## [Aim]
Quote, without change, all of the lines that follow.

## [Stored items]
(begin)
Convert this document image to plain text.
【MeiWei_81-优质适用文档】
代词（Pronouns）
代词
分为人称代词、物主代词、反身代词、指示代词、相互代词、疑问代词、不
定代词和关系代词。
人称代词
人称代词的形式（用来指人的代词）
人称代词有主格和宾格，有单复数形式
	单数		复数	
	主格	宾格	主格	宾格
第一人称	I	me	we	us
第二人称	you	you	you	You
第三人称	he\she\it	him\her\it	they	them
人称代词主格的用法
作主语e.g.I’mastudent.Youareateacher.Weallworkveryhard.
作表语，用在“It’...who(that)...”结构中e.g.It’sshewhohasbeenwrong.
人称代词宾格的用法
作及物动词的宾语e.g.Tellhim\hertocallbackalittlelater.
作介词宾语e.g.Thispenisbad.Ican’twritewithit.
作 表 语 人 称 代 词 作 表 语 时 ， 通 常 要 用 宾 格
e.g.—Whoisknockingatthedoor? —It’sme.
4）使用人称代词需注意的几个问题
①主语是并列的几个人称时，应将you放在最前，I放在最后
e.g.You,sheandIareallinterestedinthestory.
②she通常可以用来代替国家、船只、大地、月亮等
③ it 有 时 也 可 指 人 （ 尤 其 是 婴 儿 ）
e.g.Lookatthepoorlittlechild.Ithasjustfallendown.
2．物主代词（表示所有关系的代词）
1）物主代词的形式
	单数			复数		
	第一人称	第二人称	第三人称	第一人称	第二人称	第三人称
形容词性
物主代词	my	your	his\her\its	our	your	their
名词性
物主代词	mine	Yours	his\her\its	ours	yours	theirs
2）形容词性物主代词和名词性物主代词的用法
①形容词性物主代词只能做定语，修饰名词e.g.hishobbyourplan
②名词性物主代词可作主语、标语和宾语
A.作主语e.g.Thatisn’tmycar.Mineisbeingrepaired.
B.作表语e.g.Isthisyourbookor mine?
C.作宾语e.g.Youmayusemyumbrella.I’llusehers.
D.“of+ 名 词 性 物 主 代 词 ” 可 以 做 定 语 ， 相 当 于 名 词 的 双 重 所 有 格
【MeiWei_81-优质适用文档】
(end)
## [Response to this task]
Convert this document image to plain text.
【MeiWei_81-优质适用文档】
代词（Pronouns）
代词
分为人称代词、物主代词、反身代词、指示代词、相互代词、疑问代词、不
定代词和关系代词。
人称代词
人称代词的形式（用来指人的代词）
人称代词有主格和宾格，有单复数形式
	单数		复数	
	主格	宾格	主格	宾格
第一人称	I	me	we	us
第二人称	you	you	you	You
第三人称	he\she\it	him\her\it	they	them
人称代词主格的用法
作主语e.g.I’mastudent.Youareateacher.Weallworkveryhard.
作表语，用在“It’...who(that)...”结构中e.g.It’sshewhohasbeenwrong.
人称代词宾格的用法
作及物动词的宾语e.g.Tellhim\hertocallbackalittlelater.
作介词宾语e.g.Thispenisbad.Ican’twritewithit.
作 表 语 人 称 代 词 作 表 语 时 ， 通 常 要 用 宾 格
e.g.—Whoisknockingatthedoor? —It’sme.
4）使用人称代词需注意的几个问题
①主语是并列的几个人称时，应将you放在最前，I放在最后
e.g.You,sheandIareallinterestedinthestory.
②she通常可以用来代替国家、船只、大地、月亮等
③ it 有 时 也 可 指 人 （ 尤 其 是 婴 儿 ）
e.g.Lookatthepoorlittlechild.Ithasjustfallendown.
2．物主代词（表示所有关系的代词）
1）物主代词的形式
	单数			复数		
	第一人称	第二人称	第三人称	第一人称	第二人称	第三人称
形容词性
物主代词	my	your	his\her\its	our	your	their
名词性
物主代词	mine	Yours	his\her\its	ours	yours	theirs
2）形容词性物主代词和名词性物主代词的用法
①形容词性物主代词只能做定语，修饰名词e.g.hishobbyourplan
②名词性物主代词可作主语、标语和宾语
A.作主语e.g.Thatisn’tmycar.Mineisbeingrepaired.
B.作表语e.g.Isthisyourbookor mine?
C.作宾语e.g.Youmayusemyumbrella.I’llusehers.
D.“of+ 名 词 性 物 主 代 词 ” 可 以 做 定 语 ， 相 当 于 名 词 的 双 重 所 有 格
【MeiWei_81-优质适用文档】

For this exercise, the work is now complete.